Stated task
Every record below should be printed exactly as it appears.

Data listing

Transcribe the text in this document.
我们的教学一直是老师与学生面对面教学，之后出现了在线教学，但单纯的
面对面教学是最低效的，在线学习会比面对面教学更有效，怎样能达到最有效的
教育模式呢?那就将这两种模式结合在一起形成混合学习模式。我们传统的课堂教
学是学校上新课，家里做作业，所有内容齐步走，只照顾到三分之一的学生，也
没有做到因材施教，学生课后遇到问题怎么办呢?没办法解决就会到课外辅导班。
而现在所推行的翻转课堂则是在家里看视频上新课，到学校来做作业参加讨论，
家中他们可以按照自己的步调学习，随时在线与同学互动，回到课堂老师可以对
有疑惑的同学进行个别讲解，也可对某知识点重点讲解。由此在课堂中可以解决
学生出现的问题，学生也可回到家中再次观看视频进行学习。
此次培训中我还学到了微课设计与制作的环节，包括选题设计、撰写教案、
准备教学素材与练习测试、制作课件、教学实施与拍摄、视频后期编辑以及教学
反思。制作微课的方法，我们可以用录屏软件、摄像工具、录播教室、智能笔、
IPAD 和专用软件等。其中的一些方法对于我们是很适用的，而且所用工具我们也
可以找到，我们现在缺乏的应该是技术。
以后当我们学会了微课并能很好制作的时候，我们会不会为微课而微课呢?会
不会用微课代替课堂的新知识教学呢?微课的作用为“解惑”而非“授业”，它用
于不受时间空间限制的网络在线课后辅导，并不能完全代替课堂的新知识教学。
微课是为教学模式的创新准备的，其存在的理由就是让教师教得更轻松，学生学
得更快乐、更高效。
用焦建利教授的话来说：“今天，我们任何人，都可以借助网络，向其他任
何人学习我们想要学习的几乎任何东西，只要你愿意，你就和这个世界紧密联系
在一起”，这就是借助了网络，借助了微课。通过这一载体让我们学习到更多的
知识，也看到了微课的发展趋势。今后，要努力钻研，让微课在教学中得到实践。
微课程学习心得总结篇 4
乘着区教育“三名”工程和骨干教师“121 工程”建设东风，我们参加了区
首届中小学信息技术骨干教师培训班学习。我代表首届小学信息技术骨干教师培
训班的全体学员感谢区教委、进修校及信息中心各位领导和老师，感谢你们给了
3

Completed exercise
Transcribe the text in this document.
我们的教学一直是老师与学生面对面教学，之后出现了在线教学，但单纯的
面对面教学是最低效的，在线学习会比面对面教学更有效，怎样能达到最有效的
教育模式呢?那就将这两种模式结合在一起形成混合学习模式。我们传统的课堂教
学是学校上新课，家里做作业，所有内容齐步走，只照顾到三分之一的学生，也
没有做到因材施教，学生课后遇到问题怎么办呢?没办法解决就会到课外辅导班。
而现在所推行的翻转课堂则是在家里看视频上新课，到学校来做作业参加讨论，
家中他们可以按照自己的步调学习，随时在线与同学互动，回到课堂老师可以对
有疑惑的同学进行个别讲解，也可对某知识点重点讲解。由此在课堂中可以解决
学生出现的问题，学生也可回到家中再次观看视频进行学习。
此次培训中我还学到了微课设计与制作的环节，包括选题设计、撰写教案、
准备教学素材与练习测试、制作课件、教学实施与拍摄、视频后期编辑以及教学
反思。制作微课的方法，我们可以用录屏软件、摄像工具、录播教室、智能笔、
IPAD 和专用软件等。其中的一些方法对于我们是很适用的，而且所用工具我们也
可以找到，我们现在缺乏的应该是技术。
以后当我们学会了微课并能很好制作的时候，我们会不会为微课而微课呢?会
不会用微课代替课堂的新知识教学呢?微课的作用为“解惑”而非“授业”，它用
于不受时间空间限制的网络在线课后辅导，并不能完全代替课堂的新知识教学。
微课是为教学模式的创新准备的，其存在的理由就是让教师教得更轻松，学生学
得更快乐、更高效。
用焦建利教授的话来说：“今天，我们任何人，都可以借助网络，向其他任
何人学习我们想要学习的几乎任何东西，只要你愿意，你就和这个世界紧密联系
在一起”，这就是借助了网络，借助了微课。通过这一载体让我们学习到更多的
知识，也看到了微课的发展趋势。今后，要努力钻研，让微课在教学中得到实践。
微课程学习心得总结篇 4
乘着区教育“三名”工程和骨干教师“121 工程”建设东风，我们参加了区
首届中小学信息技术骨干教师培训班学习。我代表首届小学信息技术骨干教师培
训班的全体学员感谢区教委、进修校及信息中心各位领导和老师，感谢你们给了
3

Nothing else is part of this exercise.